# start of Records for the task

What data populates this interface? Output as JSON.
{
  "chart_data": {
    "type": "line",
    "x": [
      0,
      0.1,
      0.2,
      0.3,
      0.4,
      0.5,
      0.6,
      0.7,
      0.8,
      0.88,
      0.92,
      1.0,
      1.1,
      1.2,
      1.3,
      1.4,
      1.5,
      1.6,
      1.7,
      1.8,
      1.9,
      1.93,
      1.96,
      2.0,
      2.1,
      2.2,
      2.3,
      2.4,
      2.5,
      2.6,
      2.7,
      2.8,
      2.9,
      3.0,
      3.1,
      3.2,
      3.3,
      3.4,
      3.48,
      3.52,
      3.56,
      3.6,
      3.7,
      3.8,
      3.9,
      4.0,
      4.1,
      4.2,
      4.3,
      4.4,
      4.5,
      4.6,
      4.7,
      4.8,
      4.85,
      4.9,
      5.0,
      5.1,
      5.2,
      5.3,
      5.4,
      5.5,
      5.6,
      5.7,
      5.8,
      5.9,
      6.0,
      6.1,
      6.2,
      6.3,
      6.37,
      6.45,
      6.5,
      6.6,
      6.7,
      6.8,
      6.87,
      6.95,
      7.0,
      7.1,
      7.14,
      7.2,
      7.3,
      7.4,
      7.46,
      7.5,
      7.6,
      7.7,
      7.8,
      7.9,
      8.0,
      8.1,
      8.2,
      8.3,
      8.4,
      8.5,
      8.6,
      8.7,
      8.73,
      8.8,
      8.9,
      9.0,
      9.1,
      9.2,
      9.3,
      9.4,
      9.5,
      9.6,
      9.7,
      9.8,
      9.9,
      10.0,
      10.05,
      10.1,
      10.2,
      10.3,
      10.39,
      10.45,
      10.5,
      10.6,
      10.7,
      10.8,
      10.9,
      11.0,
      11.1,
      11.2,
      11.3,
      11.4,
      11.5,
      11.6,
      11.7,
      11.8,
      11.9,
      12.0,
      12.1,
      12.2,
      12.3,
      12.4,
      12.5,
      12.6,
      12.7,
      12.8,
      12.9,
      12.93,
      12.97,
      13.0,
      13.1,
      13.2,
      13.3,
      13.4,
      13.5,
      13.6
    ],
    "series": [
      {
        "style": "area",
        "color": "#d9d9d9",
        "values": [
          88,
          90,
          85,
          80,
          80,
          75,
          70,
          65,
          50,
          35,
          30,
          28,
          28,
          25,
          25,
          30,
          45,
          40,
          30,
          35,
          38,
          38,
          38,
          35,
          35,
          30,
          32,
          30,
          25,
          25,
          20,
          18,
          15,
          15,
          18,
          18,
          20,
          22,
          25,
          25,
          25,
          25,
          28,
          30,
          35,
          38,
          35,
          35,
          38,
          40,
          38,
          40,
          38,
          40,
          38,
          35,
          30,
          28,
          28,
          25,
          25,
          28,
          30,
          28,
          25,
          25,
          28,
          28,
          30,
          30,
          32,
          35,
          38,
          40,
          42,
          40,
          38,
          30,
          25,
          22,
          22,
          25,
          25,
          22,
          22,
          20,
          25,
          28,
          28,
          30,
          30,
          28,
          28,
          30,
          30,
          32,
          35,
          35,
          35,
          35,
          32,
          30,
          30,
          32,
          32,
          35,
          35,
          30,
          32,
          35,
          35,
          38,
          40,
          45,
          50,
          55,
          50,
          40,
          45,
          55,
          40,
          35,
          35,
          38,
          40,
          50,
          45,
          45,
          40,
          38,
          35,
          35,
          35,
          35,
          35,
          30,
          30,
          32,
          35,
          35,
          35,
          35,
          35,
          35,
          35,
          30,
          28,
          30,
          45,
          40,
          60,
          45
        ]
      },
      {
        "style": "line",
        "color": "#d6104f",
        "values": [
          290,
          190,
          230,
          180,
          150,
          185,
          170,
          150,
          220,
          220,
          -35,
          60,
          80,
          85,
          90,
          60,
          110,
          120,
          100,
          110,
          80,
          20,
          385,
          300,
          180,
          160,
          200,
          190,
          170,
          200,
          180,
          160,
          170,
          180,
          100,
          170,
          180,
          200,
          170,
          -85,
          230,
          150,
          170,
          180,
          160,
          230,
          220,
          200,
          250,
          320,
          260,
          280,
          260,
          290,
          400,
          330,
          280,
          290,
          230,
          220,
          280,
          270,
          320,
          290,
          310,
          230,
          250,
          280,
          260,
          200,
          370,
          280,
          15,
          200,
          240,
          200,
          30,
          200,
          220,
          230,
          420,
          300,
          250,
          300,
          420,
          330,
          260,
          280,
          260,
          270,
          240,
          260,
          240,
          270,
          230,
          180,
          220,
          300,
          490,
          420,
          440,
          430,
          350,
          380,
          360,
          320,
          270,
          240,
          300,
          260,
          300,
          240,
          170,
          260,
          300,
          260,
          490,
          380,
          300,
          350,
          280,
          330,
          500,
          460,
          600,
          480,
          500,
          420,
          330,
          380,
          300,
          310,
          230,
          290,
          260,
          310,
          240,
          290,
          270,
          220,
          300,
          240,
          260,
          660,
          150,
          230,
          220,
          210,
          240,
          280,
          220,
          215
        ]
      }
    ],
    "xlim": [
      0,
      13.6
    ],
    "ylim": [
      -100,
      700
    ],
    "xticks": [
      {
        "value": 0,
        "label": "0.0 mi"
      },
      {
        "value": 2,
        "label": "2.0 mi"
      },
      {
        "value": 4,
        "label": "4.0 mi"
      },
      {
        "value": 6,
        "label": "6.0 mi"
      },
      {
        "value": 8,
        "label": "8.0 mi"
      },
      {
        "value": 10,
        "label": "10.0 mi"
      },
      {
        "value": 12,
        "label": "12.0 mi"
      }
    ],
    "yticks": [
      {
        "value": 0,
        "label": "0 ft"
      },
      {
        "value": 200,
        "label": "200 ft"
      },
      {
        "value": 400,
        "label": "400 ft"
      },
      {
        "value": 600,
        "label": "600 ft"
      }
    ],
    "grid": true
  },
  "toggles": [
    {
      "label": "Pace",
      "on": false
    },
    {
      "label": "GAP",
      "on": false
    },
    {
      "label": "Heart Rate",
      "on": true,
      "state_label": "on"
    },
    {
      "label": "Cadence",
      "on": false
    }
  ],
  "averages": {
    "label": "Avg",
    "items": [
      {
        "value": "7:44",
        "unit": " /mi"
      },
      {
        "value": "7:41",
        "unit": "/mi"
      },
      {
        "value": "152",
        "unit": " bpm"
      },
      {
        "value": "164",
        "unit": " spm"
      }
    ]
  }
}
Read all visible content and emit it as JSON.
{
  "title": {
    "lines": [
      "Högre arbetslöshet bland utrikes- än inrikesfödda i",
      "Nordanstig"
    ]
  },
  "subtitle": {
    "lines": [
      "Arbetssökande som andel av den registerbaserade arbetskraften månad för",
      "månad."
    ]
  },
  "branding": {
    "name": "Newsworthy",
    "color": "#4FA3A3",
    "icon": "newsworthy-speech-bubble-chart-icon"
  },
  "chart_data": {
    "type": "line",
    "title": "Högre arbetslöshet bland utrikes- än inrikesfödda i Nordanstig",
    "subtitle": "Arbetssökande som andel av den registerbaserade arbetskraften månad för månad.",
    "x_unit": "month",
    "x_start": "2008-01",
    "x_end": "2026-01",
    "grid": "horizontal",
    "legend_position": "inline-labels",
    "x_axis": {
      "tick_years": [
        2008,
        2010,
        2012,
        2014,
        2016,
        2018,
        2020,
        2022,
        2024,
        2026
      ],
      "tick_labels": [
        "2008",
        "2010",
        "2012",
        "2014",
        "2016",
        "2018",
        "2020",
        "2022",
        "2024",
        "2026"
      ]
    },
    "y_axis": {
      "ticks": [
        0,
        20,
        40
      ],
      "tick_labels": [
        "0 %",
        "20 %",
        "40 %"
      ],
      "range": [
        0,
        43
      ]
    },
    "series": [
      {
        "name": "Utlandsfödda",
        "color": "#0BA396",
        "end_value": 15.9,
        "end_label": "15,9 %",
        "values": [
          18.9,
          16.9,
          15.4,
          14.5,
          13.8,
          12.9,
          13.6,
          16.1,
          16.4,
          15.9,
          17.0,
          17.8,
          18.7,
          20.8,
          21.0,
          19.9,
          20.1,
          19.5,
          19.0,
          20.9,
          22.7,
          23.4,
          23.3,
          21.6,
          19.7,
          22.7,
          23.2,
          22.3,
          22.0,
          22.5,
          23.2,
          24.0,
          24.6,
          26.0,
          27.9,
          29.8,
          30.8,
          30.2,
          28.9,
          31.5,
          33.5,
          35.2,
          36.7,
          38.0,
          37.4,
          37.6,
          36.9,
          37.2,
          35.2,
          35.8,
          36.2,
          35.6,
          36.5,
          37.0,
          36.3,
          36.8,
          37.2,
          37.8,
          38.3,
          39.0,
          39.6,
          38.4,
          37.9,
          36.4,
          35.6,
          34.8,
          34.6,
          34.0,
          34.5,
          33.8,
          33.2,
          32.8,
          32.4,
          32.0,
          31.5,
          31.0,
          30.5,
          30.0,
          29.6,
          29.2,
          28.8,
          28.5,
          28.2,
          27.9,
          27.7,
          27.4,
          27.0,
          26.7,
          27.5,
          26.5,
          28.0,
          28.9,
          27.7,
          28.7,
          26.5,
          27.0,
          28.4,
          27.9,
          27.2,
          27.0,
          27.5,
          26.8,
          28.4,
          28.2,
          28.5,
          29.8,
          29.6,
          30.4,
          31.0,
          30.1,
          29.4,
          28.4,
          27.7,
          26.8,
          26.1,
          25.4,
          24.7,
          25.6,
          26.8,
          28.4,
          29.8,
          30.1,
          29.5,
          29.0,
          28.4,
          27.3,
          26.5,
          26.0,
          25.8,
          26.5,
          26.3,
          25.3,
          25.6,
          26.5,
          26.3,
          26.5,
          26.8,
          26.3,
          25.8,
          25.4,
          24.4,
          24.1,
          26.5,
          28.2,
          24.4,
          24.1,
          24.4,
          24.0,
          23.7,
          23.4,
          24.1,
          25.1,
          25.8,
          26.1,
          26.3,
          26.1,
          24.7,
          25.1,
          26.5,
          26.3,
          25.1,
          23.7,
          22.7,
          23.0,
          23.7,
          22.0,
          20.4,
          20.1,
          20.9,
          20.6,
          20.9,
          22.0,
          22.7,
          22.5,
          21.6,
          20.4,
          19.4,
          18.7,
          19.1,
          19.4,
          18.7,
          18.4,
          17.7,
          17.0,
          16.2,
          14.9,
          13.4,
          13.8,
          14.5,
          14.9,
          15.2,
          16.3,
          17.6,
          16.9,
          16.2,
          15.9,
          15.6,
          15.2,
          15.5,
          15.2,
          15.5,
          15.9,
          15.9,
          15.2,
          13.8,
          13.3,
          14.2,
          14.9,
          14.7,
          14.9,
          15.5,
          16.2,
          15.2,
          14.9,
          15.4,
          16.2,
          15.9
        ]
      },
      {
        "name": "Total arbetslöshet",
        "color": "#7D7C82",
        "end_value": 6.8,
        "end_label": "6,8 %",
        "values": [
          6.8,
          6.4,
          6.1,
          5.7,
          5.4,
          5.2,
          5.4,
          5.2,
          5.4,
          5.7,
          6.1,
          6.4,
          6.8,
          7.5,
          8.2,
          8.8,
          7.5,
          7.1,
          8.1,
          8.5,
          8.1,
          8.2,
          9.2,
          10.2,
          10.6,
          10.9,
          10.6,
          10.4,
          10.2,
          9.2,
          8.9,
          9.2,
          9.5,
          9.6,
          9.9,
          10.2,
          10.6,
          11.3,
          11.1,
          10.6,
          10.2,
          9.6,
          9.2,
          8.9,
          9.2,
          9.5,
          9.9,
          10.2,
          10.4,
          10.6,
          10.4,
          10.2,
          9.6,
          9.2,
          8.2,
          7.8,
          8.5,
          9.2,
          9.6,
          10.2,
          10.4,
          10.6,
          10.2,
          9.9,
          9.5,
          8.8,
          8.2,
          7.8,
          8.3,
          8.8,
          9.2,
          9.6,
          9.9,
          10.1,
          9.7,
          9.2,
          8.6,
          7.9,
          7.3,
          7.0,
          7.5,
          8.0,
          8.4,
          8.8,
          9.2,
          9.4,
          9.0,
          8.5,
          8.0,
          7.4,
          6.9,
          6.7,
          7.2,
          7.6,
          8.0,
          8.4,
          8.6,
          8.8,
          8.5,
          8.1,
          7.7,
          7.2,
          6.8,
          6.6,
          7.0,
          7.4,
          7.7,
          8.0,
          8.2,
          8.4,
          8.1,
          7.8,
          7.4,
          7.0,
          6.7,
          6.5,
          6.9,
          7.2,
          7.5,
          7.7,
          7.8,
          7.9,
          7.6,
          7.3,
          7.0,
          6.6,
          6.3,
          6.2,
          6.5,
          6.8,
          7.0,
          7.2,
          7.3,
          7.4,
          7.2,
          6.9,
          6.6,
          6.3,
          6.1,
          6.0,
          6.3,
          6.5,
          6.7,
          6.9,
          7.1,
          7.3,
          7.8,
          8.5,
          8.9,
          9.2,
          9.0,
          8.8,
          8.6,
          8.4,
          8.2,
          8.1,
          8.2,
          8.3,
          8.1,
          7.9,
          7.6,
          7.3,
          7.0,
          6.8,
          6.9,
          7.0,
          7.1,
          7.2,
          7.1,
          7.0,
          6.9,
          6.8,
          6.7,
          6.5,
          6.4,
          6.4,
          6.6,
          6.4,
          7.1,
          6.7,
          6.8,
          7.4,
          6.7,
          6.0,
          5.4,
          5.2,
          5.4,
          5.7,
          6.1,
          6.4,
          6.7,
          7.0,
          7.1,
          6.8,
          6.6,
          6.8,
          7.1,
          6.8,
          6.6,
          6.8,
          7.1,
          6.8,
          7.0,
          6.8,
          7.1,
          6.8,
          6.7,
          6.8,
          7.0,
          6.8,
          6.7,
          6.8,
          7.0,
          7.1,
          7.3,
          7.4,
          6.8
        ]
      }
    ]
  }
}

# end of Records for the task

What to do
Look through the data above. Copy every line with the string "bland" in it.

Answer
      "Högre arbetslöshet bland utrikes- än inrikesfödda i",
    "title": "Högre arbetslöshet bland utrikes- än inrikesfödda i Nordanstig",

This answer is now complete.